**Aufgabe A**
Was soll man laut dem Forumsverlauf zur ISPConfig-Einrichtung in ISPConfig anlegen, um per FTP auf eine Website zuzugreifen?
**Aufgabe B**
Führe den Forumsverlauf zur ISPConfig-Einrichtung ab seinem Ende weiter.

**Vorliegender Textauszug**

________________________________________

Vorerst mal: ein tolles Forum mit super Tutorials habt Ihr hier!


Gibts schon eine Lösung für das Problem?

Ich habe den Server nach folgender Anleitung aufgesetzt:

http://www.howtoforge.com/perfect-server-ubuntu-9.10-ispconfig-3


eMail funktioniert wunderbar! Ich kann von jedem Arbeitsplatz das webmail aufrufen & emails versenden bzw. empfangen.

Beim Aufruf "http://<IP-Adresse>" bekomme ich die Seite "It works" angezeigt. Wenn ich "http://www.dieneueDomain.com" aufrufe, kriege ich eine Fehlermeldung "Objekt nicht gefunden". Die selbe Meldung bei "http://<IP-Adresse>/www.dieneueDomain". Alle Eingaben im lokalen Netzwerk.

Habe "www.dieneueDomain.com" mit ISPConfig angelegt. Über FTP und meinen Benutzernamen kann ich auf das Verzeichnis zugreifen. Wenn ich mich als "Administrator" anmelde, bekomme ich zwar auch Zugriff, aber es werden keine Verzeichnisse angezeigt.

Im Ordner /var/www gibts für "dieneueDomain.com" einen Link ins Verzeichnis /var/www/clients/client0/web3. Demnach müßte ISPConfig auch seinen Dienst erledigt haben, oder?

Was läuft da falsch?

Danke für Eure Hilfe

greetz scoubie


----------



## Till (11. Jan. 2010)

> Beim Aufruf "http://<IP-Adresse>" bekomme ich die Seite "It works" angezeigt.


das ist ok und muss so sein.



> Wenn ich "http://www.dieneueDomain.com" aufrufe, kriege ich eine Fehlermeldung "Objekt nicht gefunden".


Mach mal einen screenshot und hänge ihn an Deinen post an.



> Die selbe Meldung bei "http://<IP-Adresse>/www.dieneueDomain". Alle Eingaben im lokalen Netzwerk.


das ist ok, denn so kann man auf eine website in ISPConfig nicht zugreifen.



> Über FTP und meinen Benutzernamen kann ich auf das Verzeichnis zugreifen. Wenn ich mich als "Administrator" anmelde, bekomme ich zwar auch Zugriff, aber es werden keine Verzeichnisse angezeigt.


Es gibt keinen Login namens Administrator in ispconfig für FTP User. Administratot wird also ein beliebiger Systemuser sein und der hat natürlich keine Berechtigungen für irgend ein web, was ja auch sehr gut so ist. Wenn Du per FTP zugreifen willst, dann legst Du in ISPConfig einen FTP user an.


----------



## scoubie (11. Jan. 2010)

Hallo Till,



> Zitat:
> Beim Aufruf "http://<IP-Adresse>" bekomme ich die Seite "It works" angezeigt.
> das ist ok und muss so sein.


Das ist der Ordner /var/www



> Zitat:
> Wenn ich "http://www.dieneueDomain.com" aufrufe, kriege ich eine Fehlermeldung "Objekt nicht gefunden".
> Mach mal einen screenshot und hänge ihn an Deinen post an.

________________________________________

**Erfasste Daten**
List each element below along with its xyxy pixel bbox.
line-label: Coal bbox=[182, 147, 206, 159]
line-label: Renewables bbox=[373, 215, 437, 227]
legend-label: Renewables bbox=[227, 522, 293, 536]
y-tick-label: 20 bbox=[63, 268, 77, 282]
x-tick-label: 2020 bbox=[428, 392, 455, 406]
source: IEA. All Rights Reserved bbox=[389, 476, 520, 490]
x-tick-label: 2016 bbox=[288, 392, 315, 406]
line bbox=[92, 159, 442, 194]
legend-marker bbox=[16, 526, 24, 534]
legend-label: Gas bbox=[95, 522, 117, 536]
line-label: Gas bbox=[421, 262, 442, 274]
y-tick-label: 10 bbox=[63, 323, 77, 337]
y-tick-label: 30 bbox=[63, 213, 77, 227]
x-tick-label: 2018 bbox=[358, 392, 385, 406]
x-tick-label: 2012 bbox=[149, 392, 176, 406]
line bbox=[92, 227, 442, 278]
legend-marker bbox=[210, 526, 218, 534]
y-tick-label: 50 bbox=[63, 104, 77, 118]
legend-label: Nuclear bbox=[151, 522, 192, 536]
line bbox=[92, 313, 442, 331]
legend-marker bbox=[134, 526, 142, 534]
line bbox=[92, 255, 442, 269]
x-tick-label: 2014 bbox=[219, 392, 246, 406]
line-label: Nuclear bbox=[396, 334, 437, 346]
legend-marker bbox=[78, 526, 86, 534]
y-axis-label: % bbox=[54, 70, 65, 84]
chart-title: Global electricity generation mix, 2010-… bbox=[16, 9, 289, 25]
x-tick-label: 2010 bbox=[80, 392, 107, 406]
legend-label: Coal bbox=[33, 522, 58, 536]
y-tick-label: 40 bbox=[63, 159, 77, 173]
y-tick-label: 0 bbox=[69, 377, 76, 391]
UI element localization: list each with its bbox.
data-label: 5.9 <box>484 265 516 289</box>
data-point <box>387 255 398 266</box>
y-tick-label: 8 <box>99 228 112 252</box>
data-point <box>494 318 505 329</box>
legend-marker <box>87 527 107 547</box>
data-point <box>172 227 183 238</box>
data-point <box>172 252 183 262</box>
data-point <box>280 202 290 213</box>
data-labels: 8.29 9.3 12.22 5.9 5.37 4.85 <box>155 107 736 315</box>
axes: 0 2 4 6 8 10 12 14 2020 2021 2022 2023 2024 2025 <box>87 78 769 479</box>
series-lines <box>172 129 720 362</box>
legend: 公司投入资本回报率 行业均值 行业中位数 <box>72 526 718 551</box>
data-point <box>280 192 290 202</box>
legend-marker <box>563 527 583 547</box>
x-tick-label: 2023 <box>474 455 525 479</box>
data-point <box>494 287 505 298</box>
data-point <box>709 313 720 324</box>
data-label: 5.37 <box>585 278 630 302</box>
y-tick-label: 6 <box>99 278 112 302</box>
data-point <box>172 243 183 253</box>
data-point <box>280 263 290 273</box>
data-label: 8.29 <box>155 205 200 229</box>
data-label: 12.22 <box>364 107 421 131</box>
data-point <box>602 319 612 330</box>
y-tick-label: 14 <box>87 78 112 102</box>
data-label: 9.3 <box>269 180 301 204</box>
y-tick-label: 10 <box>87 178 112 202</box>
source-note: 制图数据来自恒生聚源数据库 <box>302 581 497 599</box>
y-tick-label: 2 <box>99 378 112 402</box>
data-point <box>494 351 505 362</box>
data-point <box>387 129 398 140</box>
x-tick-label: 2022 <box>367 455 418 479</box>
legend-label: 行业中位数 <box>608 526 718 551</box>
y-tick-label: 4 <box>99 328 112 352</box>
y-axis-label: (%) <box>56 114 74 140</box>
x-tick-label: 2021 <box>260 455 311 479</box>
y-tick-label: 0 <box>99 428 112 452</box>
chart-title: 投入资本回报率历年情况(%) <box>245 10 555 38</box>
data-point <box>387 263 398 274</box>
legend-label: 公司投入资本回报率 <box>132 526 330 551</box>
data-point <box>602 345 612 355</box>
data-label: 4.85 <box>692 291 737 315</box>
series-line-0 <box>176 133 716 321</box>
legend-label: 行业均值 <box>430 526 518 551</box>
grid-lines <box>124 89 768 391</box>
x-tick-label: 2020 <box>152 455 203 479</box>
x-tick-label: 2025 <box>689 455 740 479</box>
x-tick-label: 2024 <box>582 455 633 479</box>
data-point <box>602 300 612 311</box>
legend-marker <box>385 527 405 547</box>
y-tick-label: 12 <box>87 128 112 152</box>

________________________________________

**Endgültige Antwort A**
Einen FTP-User.

**Endgültige Antwort B**
Sorry, hier habe ich mich vertippt. Hier kommt "Server nicht gefunden" siehe Bild.




> Es gibt keinen Login namens Administrator in ispconfig für FTP User. Administratot wird also ein beliebiger Systemuser sein und der hat natürlich keine Berechtigungen für irgend ein web, was ja auch sehr gut so ist. Wenn Du per FTP zugreifen willst, dann legst Du in ISPConfig einen FTP user an.


Der FTP-User greift auf den Ordner /var/www/clients/client0/web3 zu, das ist ok. Aber wenn ich Die Seite nicht aufrufen kann, bringt mir das ja nix. Wie kann ich auf den Ordner /var/www zugreifen?

Vielen Dank für Eure Hilfe!

Greetz

scoubie


----------



## Till (11. Jan. 2010)

Dann hast Du ein Problem mit dem DNS Eintrag der Domain und nicht dem ISPConfig Server. Stell sicher dass für die Domain sowie die www subdomain DNS A-Records existieren, die auf die IP Deines Servers verweisen.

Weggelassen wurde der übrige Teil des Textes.